A comienzos del s. I a.J.C. Roma reanudó su expansión por Asia Menor, Siria y
Judea. A partir del 125 a.J.C. comenzó la ocupación romana de la Galia
Narbonense, con objeto de establecer un pasillo de comunicación terrestre entre
Italia y los dominios hispanos. Cimbrios y teutones, pueblos procedentes de la
península de Jutlandia, descendieron por Europa central, hasta chocar con las
legiones romanas, a las que batieron en Orange en el 105 a.J.C. Roma, recordando
la antigua invasión gala, aprestó todas sus fuerzas, y el cónsul Cayo Mario
consiguió hacer retroceder a los invasores nórdicos, venciendo a los teutones en
Aquae Sextiae (102 a.J.C.).

* DATOS A REVISAR:
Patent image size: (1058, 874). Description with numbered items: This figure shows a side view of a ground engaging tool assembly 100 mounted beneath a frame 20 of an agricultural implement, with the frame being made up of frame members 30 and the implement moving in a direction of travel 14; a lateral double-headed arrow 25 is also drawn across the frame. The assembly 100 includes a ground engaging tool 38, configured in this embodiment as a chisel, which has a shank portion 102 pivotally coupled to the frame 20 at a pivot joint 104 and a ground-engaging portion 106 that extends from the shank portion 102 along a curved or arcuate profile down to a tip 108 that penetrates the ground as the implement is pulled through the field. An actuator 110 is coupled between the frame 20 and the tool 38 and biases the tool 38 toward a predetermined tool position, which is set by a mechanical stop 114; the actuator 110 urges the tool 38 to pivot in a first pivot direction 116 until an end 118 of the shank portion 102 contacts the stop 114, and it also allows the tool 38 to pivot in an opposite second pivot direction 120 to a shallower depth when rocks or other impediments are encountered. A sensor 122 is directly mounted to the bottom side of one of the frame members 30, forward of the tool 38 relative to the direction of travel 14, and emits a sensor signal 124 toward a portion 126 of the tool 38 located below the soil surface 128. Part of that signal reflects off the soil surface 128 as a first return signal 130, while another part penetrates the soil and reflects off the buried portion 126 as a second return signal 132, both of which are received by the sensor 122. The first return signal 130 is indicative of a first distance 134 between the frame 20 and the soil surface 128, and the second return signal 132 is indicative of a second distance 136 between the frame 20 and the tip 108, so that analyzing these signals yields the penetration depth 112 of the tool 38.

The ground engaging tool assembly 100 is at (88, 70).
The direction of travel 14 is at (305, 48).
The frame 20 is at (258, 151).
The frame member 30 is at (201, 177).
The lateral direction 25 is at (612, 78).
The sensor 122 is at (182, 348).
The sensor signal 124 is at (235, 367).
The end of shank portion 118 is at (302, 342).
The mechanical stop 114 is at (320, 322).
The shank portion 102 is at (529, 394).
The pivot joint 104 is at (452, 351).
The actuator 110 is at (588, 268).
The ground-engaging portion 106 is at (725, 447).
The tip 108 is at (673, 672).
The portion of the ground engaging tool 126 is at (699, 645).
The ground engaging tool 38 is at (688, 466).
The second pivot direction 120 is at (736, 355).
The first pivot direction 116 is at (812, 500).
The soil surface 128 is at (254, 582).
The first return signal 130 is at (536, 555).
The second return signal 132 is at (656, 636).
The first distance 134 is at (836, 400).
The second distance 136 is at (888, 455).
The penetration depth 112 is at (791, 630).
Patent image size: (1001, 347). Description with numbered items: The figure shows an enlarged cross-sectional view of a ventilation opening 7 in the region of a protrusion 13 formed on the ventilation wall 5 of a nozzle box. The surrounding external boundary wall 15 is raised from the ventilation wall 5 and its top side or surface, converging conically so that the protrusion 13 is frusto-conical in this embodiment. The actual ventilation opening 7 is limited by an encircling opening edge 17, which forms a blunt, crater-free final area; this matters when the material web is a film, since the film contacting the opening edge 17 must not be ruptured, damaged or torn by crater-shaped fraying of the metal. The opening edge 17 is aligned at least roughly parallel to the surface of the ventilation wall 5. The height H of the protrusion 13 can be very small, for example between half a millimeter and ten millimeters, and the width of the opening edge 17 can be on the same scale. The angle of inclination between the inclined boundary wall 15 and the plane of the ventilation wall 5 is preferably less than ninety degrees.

* TAREA A REALIZAR: Enumera cada año concreto que cita el texto sobre la expansión romana y, junto a cada uno, el hecho que el texto le asocia.

* ÁREA DE RESPUESTA:
- 125 a.J.C.: comienza la ocupación romana de la Galia Narbonense.
- 105 a.J.C.: cimbrios y teutones baten a las legiones romanas en Orange.
- 102 a.J.C.: el cónsul Cayo Mario vence a los teutones en Aquae Sextiae.